*** Block opens ***

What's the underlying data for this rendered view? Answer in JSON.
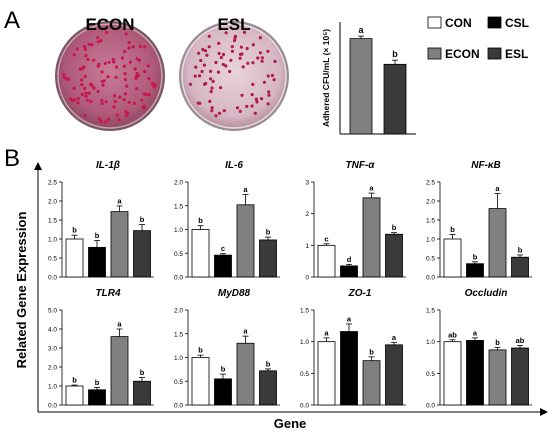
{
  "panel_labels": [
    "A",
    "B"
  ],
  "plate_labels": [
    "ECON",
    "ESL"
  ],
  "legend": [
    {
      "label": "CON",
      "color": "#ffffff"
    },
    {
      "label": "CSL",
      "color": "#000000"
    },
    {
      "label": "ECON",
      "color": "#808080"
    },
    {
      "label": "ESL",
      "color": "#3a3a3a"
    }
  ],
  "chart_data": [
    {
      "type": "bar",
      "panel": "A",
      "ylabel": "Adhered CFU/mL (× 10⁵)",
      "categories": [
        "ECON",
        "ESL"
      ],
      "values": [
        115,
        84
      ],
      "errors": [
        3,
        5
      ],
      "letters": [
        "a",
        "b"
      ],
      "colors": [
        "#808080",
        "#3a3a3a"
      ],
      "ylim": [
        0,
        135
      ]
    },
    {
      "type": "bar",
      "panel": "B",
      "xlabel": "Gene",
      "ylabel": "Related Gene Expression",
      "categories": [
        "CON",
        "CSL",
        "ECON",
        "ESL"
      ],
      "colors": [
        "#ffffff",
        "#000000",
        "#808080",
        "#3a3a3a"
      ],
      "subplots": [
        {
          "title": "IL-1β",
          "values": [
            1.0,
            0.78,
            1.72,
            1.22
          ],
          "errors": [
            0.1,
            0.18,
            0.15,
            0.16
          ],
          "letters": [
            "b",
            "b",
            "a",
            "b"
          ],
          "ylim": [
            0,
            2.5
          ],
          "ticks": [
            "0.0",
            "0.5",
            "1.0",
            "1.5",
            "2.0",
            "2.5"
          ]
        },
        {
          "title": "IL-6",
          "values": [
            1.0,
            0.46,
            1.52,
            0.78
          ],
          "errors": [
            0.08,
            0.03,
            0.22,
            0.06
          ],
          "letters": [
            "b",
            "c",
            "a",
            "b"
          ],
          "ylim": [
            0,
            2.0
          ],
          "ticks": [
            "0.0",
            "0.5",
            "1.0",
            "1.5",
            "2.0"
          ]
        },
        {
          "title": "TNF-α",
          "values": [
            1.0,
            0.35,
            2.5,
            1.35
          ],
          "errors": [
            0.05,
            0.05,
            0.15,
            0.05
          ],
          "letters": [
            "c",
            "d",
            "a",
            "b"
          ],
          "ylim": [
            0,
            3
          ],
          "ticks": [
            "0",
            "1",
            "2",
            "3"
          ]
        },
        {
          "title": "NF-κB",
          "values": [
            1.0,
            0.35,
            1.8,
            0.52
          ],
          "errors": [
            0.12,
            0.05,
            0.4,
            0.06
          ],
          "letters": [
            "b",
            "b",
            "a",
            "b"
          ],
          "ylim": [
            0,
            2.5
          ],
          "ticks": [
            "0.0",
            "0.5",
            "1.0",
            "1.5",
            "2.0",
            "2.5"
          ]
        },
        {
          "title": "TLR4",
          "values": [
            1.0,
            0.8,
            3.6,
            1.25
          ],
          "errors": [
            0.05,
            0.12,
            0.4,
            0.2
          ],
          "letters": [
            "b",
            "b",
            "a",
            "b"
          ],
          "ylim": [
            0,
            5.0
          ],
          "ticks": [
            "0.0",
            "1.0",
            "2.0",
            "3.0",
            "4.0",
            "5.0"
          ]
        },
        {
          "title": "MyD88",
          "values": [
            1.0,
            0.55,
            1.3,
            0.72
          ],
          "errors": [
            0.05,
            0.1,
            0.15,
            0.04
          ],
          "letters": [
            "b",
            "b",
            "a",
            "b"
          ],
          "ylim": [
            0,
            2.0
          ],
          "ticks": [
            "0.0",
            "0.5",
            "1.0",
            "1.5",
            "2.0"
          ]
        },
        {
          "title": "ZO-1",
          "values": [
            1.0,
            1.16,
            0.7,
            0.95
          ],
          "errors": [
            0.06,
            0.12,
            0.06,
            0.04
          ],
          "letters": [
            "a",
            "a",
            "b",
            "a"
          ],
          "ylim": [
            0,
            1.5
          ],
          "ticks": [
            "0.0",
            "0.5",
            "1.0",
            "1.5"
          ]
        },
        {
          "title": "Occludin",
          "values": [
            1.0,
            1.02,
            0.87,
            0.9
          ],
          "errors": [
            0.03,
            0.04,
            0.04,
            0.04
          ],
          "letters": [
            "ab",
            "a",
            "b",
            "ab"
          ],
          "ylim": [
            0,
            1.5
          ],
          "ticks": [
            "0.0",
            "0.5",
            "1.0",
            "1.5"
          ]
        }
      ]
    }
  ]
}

*** Block closes ***

→ Your assignment: Output the material above exactly, without pictures.

→ Solution to the problem:
What's the underlying data for this rendered view? Answer in JSON.
{
  "panel_labels": [
    "A",
    "B"
  ],
  "plate_labels": [
    "ECON",
    "ESL"
  ],
  "legend": [
    {
      "label": "CON",
      "color": "#ffffff"
    },
    {
      "label": "CSL",
      "color": "#000000"
    },
    {
      "label": "ECON",
      "color": "#808080"
    },
    {
      "label": "ESL",
      "color": "#3a3a3a"
    }
  ],
  "chart_data": [
    {
      "type": "bar",
      "panel": "A",
      "ylabel": "Adhered CFU/mL (× 10⁵)",
      "categories": [
        "ECON",
        "ESL"
      ],
      "values": [
        115,
        84
      ],
      "errors": [
        3,
        5
      ],
      "letters": [
        "a",
        "b"
      ],
      "colors": [
        "#808080",
        "#3a3a3a"
      ],
      "ylim": [
        0,
        135
      ]
    },
    {
      "type": "bar",
      "panel": "B",
      "xlabel": "Gene",
      "ylabel": "Related Gene Expression",
      "categories": [
        "CON",
        "CSL",
        "ECON",
        "ESL"
      ],
      "colors": [
        "#ffffff",
        "#000000",
        "#808080",
        "#3a3a3a"
      ],
      "subplots": [
        {
          "title": "IL-1β",
          "values": [
            1.0,
            0.78,
            1.72,
            1.22
          ],
          "errors": [
            0.1,
            0.18,
            0.15,
            0.16
          ],
          "letters": [
            "b",
            "b",
            "a",
            "b"
          ],
          "ylim": [
            0,
            2.5
          ],
          "ticks": [
            "0.0",
            "0.5",
            "1.0",
            "1.5",
            "2.0",
            "2.5"
          ]
        },
        {
          "title": "IL-6",
          "values": [
            1.0,
            0.46,
            1.52,
            0.78
          ],
          "errors": [
            0.08,
            0.03,
            0.22,
            0.06
          ],
          "letters": [
            "b",
            "c",
            "a",
            "b"
          ],
          "ylim": [
            0,
            2.0
          ],
          "ticks": [
            "0.0",
            "0.5",
            "1.0",
            "1.5",
            "2.0"
          ]
        },
        {
          "title": "TNF-α",
          "values": [
            1.0,
            0.35,
            2.5,
            1.35
          ],
          "errors": [
            0.05,
            0.05,
            0.15,
            0.05
          ],
          "letters": [
            "c",
            "d",
            "a",
            "b"
          ],
          "ylim": [
            0,
            3
          ],
          "ticks": [
            "0",
            "1",
            "2",
            "3"
          ]
        },
        {
          "title": "NF-κB",
          "values": [
            1.0,
            0.35,
            1.8,
            0.52
          ],
          "errors": [
            0.12,
            0.05,
            0.4,
            0.06
          ],
          "letters": [
            "b",
            "b",
            "a",
            "b"
          ],
          "ylim": [
            0,
            2.5
          ],
          "ticks": [
            "0.0",
            "0.5",
            "1.0",
            "1.5",
            "2.0",
            "2.5"
          ]
        },
        {
          "title": "TLR4",
          "values": [
            1.0,
            0.8,
            3.6,
            1.25
          ],
          "errors": [
            0.05,
            0.12,
            0.4,
            0.2
          ],
          "letters": [
            "b",
            "b",
            "a",
            "b"
          ],
          "ylim": [
            0,
            5.0
          ],
          "ticks": [
            "0.0",
            "1.0",
            "2.0",
            "3.0",
            "4.0",
            "5.0"
          ]
        },
        {
          "title": "MyD88",
          "values": [
            1.0,
            0.55,
            1.3,
            0.72
          ],
          "errors": [
            0.05,
            0.1,
            0.15,
            0.04
          ],
          "letters": [
            "b",
            "b",
            "a",
            "b"
          ],
          "ylim": [
            0,
            2.0
          ],
          "ticks": [
            "0.0",
            "0.5",
            "1.0",
            "1.5",
            "2.0"
          ]
        },
        {
          "title": "ZO-1",
          "values": [
            1.0,
            1.16,
            0.7,
            0.95
          ],
          "errors": [
            0.06,
            0.12,
            0.06,
            0.04
          ],
          "letters": [
            "a",
            "a",
            "b",
            "a"
          ],
          "ylim": [
            0,
            1.5
          ],
          "ticks": [
            "0.0",
            "0.5",
            "1.0",
            "1.5"
          ]
        },
        {
          "title": "Occludin",
          "values": [
            1.0,
            1.02,
            0.87,
            0.9
          ],
          "errors": [
            0.03,
            0.04,
            0.04,
            0.04
          ],
          "letters": [
            "ab",
            "a",
            "b",
            "ab"
          ],
          "ylim": [
            0,
            1.5
          ],
          "ticks": [
            "0.0",
            "0.5",
            "1.0",
            "1.5"
          ]
        }
      ]
    }
  ]
}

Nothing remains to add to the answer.